Figure content listings
───

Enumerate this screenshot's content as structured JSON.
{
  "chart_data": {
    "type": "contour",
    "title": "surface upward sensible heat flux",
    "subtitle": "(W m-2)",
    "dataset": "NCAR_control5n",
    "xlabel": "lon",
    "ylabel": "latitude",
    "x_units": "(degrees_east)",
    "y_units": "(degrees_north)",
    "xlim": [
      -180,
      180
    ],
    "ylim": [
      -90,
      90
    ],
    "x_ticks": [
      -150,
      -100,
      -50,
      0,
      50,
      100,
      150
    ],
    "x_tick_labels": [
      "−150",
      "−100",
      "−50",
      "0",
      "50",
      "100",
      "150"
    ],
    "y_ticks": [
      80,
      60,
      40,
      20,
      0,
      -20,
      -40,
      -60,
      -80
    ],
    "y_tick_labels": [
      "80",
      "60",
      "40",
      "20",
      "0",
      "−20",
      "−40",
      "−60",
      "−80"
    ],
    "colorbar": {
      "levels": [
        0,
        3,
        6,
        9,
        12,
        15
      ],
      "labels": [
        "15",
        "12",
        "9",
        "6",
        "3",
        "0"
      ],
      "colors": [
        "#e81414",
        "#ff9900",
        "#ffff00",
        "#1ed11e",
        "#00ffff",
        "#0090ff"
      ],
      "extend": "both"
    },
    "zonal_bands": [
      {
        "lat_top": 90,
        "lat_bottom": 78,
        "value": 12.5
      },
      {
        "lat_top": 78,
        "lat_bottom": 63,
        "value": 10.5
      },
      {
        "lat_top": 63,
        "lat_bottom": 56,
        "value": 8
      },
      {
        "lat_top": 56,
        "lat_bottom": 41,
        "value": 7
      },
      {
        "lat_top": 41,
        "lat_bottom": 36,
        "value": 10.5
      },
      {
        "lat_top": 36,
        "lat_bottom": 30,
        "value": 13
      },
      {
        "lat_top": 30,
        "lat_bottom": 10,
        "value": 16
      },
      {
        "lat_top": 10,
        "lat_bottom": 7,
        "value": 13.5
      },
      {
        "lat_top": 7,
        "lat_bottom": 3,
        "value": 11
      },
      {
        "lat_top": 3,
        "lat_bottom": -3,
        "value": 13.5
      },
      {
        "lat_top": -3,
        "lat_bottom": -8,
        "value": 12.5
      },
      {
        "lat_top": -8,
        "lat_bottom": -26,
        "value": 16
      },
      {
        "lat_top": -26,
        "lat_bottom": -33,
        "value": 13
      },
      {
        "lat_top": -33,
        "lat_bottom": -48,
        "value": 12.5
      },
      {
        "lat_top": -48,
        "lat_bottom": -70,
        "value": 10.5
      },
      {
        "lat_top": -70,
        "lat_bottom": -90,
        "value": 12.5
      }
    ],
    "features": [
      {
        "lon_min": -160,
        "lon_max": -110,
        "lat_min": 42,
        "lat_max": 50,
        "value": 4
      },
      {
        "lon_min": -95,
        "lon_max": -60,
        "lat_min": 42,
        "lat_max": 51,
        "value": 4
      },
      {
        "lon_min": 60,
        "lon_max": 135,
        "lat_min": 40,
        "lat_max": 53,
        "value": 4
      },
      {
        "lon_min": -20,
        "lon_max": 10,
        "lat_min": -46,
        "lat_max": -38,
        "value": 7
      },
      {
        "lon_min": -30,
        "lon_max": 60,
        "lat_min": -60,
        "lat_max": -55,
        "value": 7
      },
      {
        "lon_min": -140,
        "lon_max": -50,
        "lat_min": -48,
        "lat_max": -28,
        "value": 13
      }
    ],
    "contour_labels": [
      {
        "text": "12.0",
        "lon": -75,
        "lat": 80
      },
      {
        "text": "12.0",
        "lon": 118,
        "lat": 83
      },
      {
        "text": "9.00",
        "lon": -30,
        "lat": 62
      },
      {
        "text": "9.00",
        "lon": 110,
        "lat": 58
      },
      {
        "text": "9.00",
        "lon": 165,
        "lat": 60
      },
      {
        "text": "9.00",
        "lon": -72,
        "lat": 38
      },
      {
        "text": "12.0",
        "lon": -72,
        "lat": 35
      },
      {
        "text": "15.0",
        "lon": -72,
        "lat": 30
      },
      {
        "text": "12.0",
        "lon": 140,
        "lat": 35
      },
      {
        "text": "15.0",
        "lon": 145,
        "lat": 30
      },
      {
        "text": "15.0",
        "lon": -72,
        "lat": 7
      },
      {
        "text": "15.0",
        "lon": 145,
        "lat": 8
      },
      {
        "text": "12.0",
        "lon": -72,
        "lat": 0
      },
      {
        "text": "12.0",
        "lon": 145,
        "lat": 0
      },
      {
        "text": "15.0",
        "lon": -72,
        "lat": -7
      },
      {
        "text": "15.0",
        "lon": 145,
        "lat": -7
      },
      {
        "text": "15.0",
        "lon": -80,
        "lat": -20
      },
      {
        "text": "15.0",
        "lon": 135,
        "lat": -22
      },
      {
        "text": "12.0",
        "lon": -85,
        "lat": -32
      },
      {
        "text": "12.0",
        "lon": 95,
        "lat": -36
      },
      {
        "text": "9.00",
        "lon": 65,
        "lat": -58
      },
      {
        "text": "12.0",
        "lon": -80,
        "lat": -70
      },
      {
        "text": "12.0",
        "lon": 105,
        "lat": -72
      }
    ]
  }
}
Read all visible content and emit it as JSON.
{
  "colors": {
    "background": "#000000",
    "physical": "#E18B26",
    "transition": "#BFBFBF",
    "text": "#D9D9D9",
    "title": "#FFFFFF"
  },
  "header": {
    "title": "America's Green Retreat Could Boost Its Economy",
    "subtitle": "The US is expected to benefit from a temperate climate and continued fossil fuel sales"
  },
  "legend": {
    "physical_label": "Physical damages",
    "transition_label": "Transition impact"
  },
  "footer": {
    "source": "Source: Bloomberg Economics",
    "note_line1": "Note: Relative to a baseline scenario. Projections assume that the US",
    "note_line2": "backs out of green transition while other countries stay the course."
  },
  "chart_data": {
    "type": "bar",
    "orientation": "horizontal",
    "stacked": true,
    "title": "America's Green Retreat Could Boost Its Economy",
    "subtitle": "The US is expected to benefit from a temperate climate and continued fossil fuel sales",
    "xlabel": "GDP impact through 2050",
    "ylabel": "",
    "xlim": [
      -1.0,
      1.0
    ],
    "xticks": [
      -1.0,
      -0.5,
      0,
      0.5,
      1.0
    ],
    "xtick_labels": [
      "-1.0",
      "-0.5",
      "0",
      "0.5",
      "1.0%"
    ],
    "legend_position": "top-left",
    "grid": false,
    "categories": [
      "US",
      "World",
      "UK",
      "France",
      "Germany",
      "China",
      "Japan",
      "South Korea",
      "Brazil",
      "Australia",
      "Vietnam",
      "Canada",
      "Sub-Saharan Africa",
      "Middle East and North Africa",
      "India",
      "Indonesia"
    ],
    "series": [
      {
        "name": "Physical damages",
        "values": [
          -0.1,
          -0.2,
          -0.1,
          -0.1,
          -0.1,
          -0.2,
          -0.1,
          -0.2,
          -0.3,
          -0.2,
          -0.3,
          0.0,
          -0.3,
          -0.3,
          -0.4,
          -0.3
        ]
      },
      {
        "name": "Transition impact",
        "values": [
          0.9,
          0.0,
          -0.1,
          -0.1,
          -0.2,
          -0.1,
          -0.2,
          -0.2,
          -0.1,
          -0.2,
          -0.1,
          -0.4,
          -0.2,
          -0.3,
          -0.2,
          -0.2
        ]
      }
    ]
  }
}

───

Set exercise: Point out every line holding the string "fuel" and copy it.

Result of this exercise:
    "subtitle": "The US is expected to benefit from a temperate climate and continued fossil fuel sales"
    "subtitle": "The US is expected to benefit from a temperate climate and continued fossil fuel sales",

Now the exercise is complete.